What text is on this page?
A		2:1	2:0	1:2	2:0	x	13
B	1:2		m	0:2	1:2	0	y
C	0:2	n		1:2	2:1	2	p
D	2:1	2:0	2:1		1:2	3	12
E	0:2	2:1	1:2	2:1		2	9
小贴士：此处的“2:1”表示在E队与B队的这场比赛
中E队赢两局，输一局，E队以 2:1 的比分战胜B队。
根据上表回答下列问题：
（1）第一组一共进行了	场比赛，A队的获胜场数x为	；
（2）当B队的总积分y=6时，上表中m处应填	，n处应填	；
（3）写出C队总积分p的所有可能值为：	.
...
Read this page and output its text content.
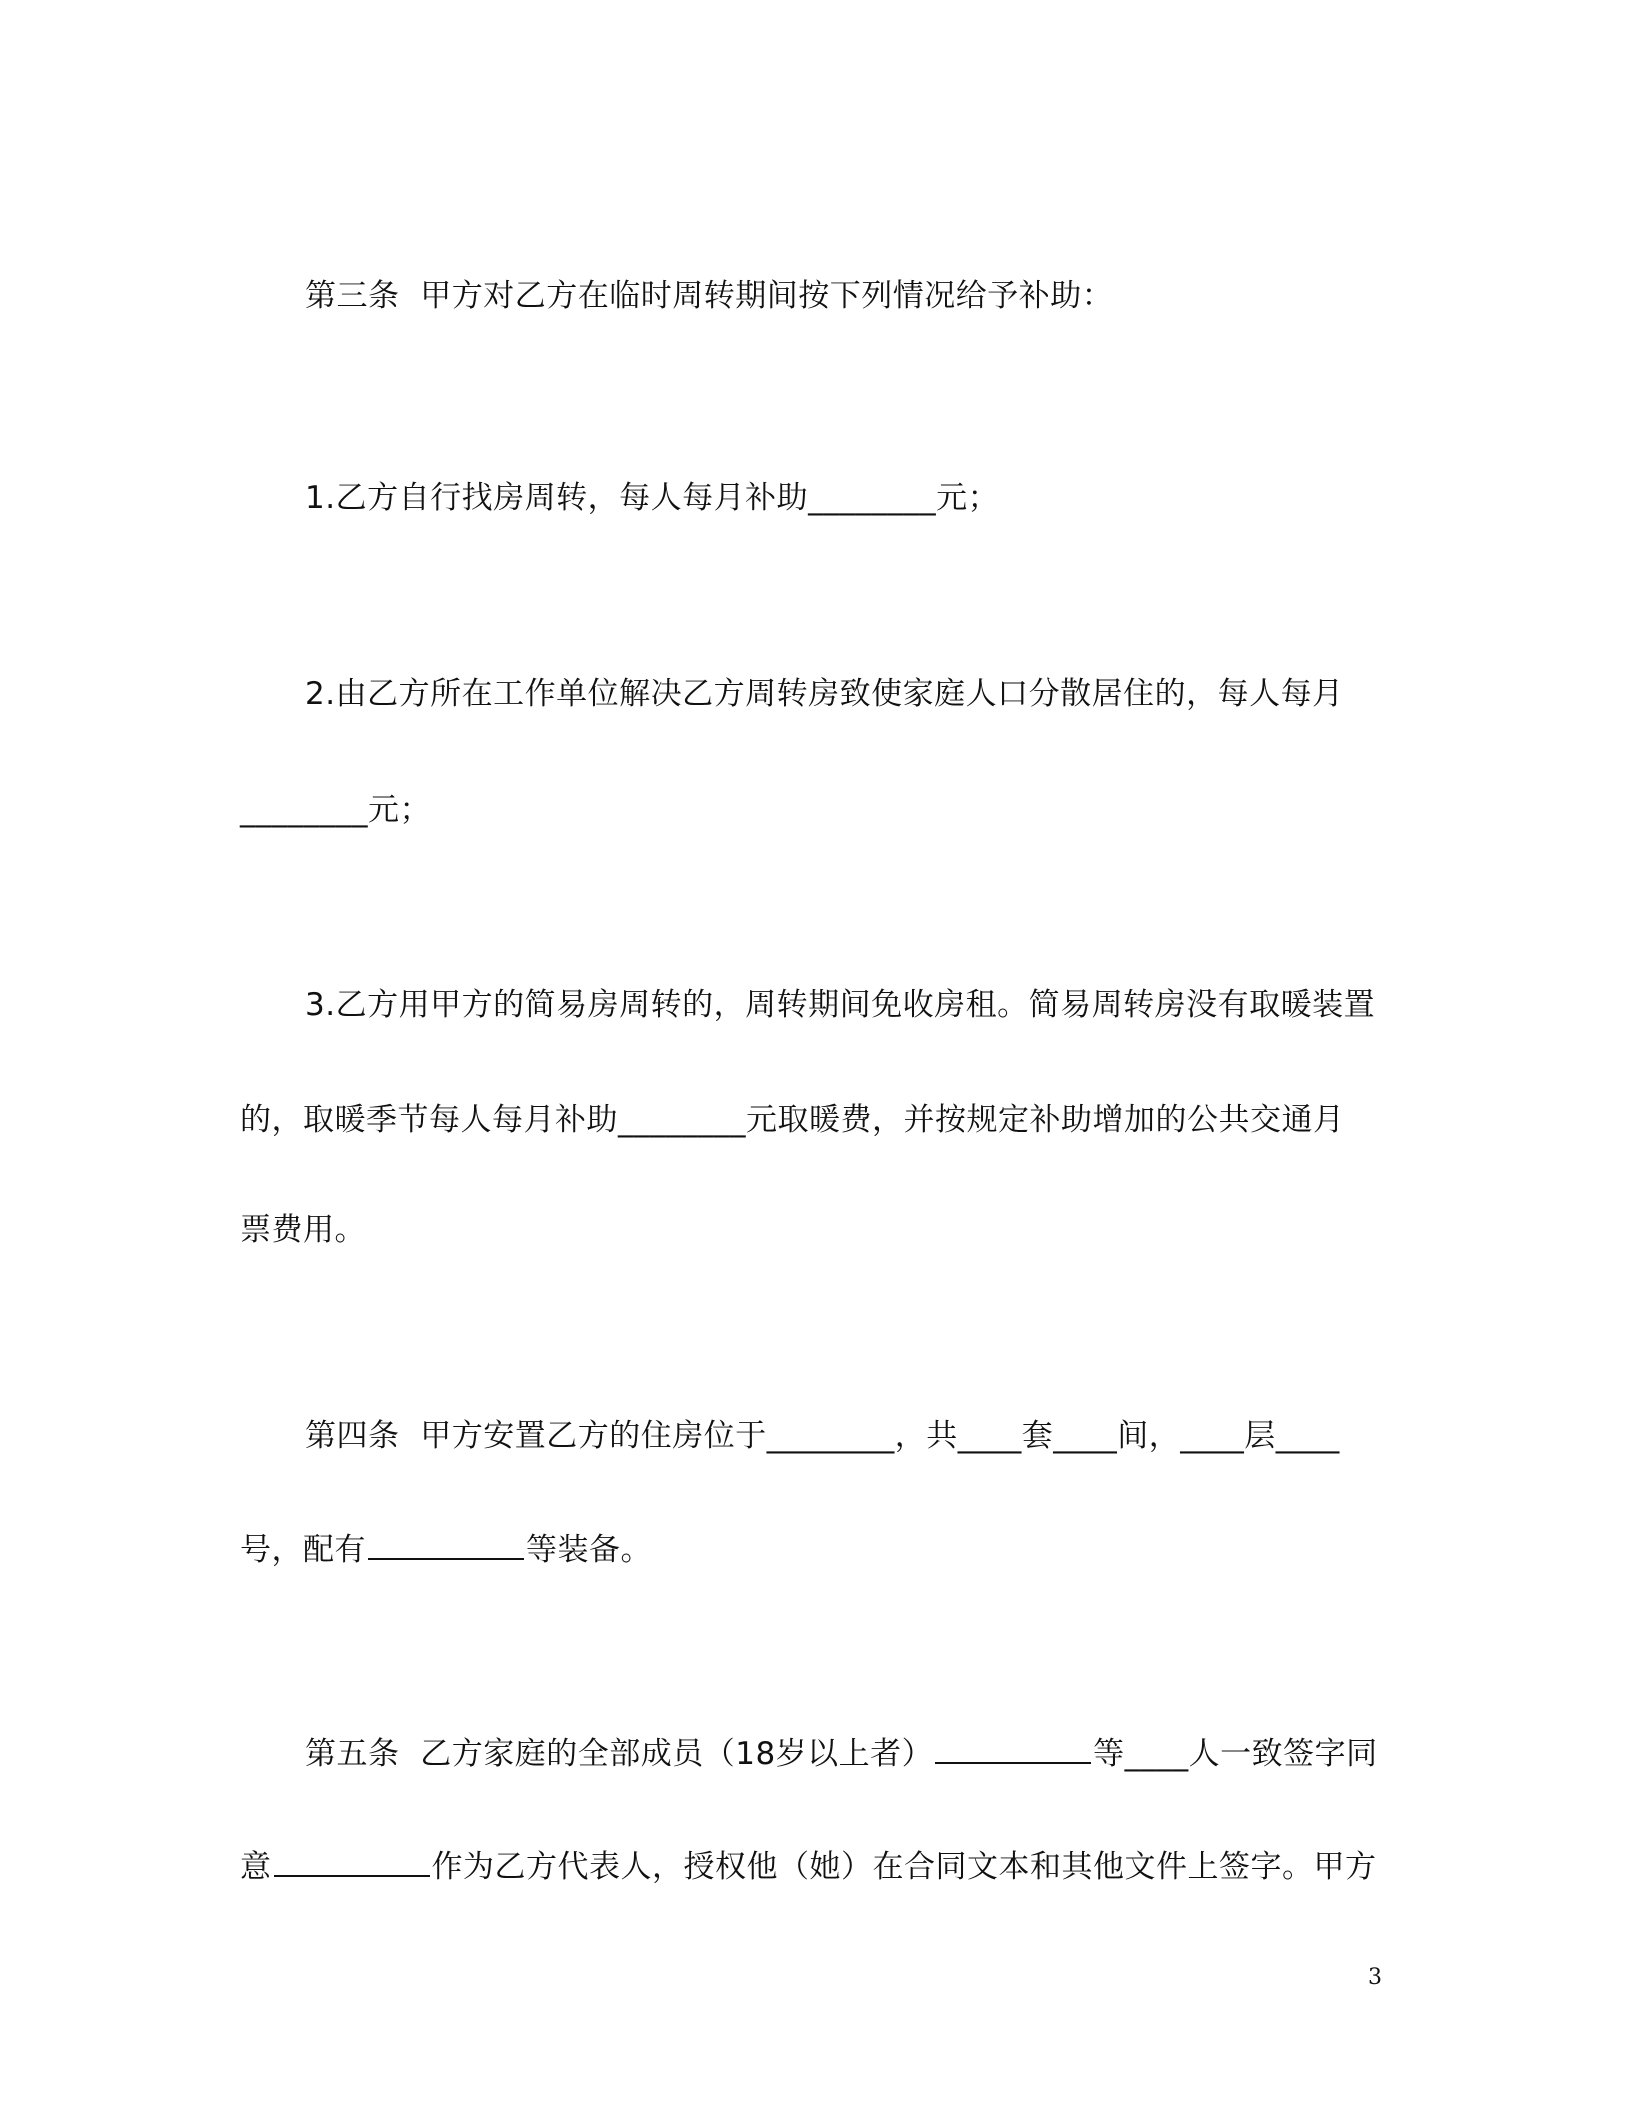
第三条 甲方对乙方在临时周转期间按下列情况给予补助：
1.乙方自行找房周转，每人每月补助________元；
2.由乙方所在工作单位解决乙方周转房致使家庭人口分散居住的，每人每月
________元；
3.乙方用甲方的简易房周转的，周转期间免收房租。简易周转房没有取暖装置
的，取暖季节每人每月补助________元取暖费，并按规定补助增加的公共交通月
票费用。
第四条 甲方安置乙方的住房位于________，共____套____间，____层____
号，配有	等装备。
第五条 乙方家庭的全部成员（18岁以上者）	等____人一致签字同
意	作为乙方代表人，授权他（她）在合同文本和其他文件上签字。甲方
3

▶ [WHAT IS EXPECTED]:
Scan the entries above for the word "this" and collect each line holding it.

▶ [REPLY TO THE EXERCISE]:
What text is on this page?
Read this page and output its text content.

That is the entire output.